■ Supplied text ■
+++++

THE DOCTRINE OF SANCTIFICATION by Arthur W. Pink
Normal Christian experience is a progress in practical holiness. Where there is life there is growth, and even when growth ceases there is a development and maturing of what is grown, unto increasing fruitfulness or usefulness. We say "normal," for even in the natural (which ever adumbrates the spiritual) there is such a thing as stunted growth and arrested development-alas that we so often see examples of this among the Lord's people. Yet those very failures only emphasize the fact--testified to by every Christian conscience--that we ought to go on "from strength to strength" (Psa. 84:7), that we should be "changed into" the image of the Lord "from glory to glory" (2 Cor. 3:18), that is, from one degree of it to another. That such progress is our duty is clear from many passages: "Furthermore then we beseech you, brethren, and exhort you by the Lord Jesus, that as ye have received of us how ye ought to walk and to please God, so ye would abound more and more" (1 Thess. 4:1).
It seems strange that there are those who not only repudiate in toto any such thing as "progressive sanctification," but who are bitterly opposed to those who contend for the same, even though our contention be scripturally and soberly conducted; stranger still that those very men belong to the same denomination as John Gill. They know quite well that those whom they condemn do not advocate any refining of the old nature or spiritualizing of the old man, nor have the slightest leanings to the evil dogma of fleshly perfection. Nevertheless, they continue to misrepresent and denounce them. It is quite true that the believer possesses a sanctification which is absolute and perfect, admitting of no degrees or improvements. Yet that does not alter the fact that there is another sense in which the believer's sanctification is a relative and imperfect one, and that the pursuit of holiness is to be his chief quest. Why confuse two totally different aspects of the subject, and refuse to recognize they both exist?!
"The adjuncts or properties of sanctification. First, it is imperfect in the present state, though it will most certainly be made perfect; where the work is begun it will be performed. Sanctification in Christ is perfect, but sanctification in the saints themselves is imperfect: it is perfect with respect to parts, but not with respect to degrees. Sanctification, as a principle, which is the new creature or new man, has all its parts; though these are not grown up to the measure of the fullness of the stature of Christ, as they will do. Where there is one grace, there is every grace, though none perfect. There is a comparative perfection in the saints when compared with what they themselves once were, and others are; and when compared even with other saints, for one saint may have a greater degree of grace and holiness than another: 'let us therefore, as many as be perfect' (Phil. 3:15); and yet the greatest of those was not absolutely perfect, even the Apostle himself, who said so in Philippians 3:12" (John Gill).

+++++

■ Data segment ■

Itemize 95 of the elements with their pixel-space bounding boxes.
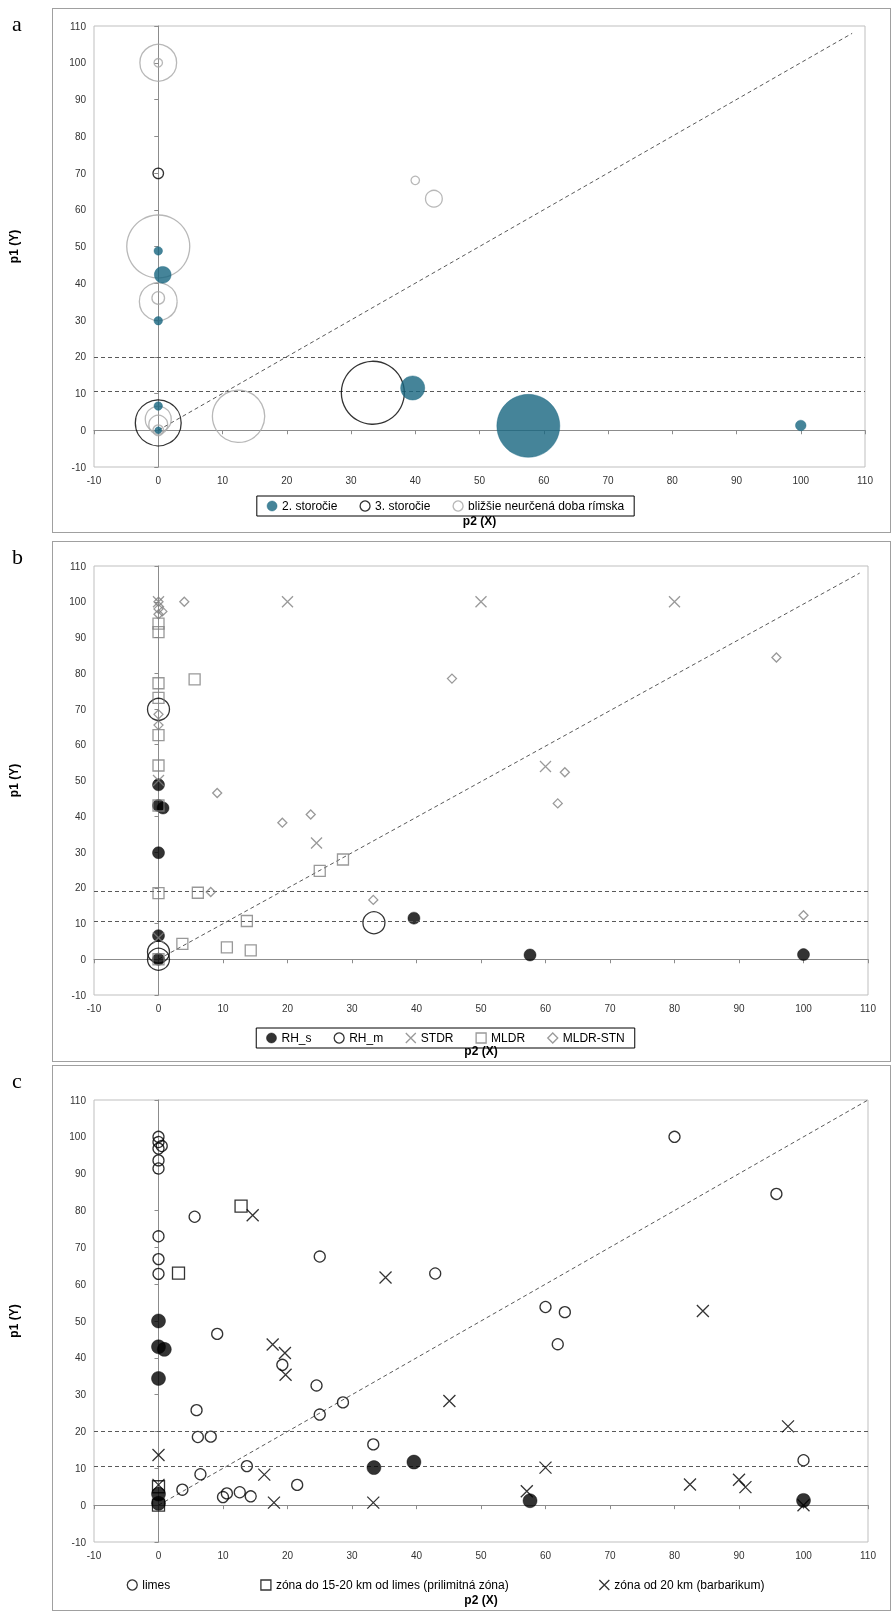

+++++

■ Task prompt ■
In the passage on sanctification, why does the writer add the word "normal" when describing Christian experience as a progress in practical holiness? Answer in one to three sentences.

■ Result ■
The writer says "normal" because even in the natural world, which always adumbrates the spiritual, there is stunted growth and arrested development. The writer laments that such cases are often seen among the Lord's people, so not every believer actually shows this progress.